Problem requirements: Of all the lines in the material, how many contain the word "icon"? State the number alone.

Stored entries:
— Begin —

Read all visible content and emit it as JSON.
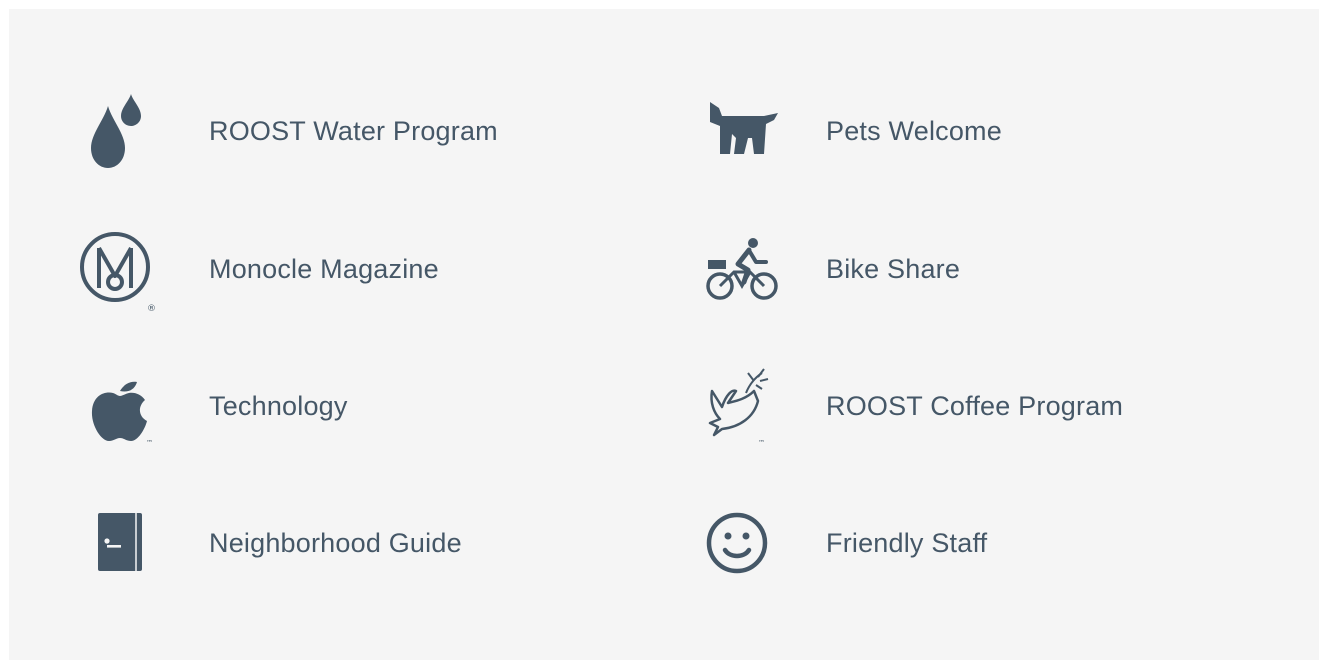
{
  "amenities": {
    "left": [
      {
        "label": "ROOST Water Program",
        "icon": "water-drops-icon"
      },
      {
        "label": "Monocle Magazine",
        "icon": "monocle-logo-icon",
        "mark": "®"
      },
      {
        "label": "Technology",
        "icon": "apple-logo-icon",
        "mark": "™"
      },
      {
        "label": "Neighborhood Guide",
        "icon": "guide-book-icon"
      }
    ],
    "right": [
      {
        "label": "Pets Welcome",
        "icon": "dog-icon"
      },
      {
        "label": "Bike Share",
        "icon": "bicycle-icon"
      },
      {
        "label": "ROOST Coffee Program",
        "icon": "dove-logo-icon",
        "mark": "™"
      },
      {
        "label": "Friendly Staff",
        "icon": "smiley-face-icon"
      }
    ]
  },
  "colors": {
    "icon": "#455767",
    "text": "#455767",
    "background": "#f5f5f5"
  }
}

— End —
— Begin —

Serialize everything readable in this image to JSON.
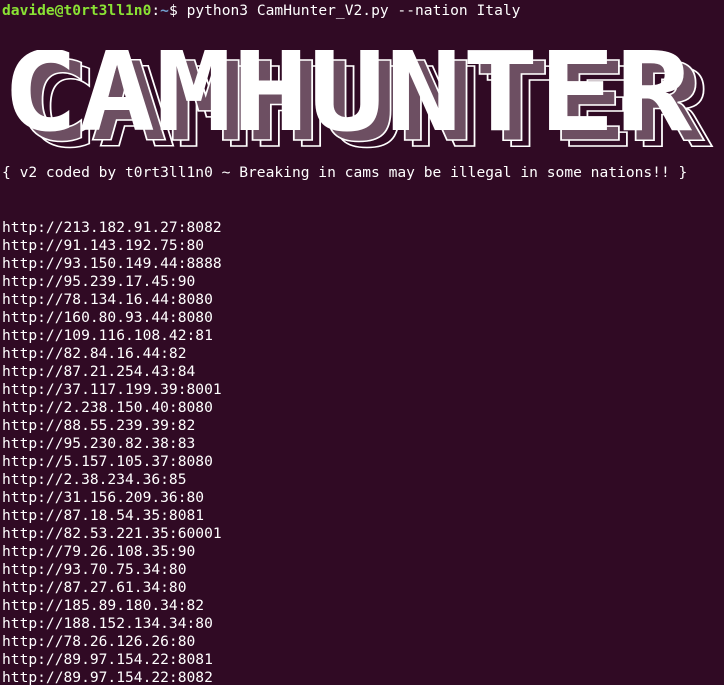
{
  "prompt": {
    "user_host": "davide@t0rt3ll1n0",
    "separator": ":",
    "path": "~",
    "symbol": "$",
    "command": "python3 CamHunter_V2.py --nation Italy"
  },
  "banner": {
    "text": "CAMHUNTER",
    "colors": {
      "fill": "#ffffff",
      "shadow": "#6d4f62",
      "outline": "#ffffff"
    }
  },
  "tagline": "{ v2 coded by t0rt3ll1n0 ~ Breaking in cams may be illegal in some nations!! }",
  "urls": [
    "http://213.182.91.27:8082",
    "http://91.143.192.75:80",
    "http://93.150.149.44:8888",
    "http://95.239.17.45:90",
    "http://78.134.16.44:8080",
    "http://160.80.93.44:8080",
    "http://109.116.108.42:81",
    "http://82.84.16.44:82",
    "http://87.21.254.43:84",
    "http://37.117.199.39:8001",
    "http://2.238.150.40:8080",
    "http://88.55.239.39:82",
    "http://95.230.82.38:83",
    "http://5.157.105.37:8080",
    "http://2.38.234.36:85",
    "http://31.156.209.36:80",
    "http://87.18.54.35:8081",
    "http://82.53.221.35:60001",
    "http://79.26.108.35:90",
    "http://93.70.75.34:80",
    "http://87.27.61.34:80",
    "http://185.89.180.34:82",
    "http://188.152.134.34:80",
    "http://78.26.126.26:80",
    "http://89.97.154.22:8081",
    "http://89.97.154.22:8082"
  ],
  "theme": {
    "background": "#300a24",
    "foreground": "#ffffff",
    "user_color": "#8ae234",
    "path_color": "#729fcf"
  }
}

— End —

Written solution: 9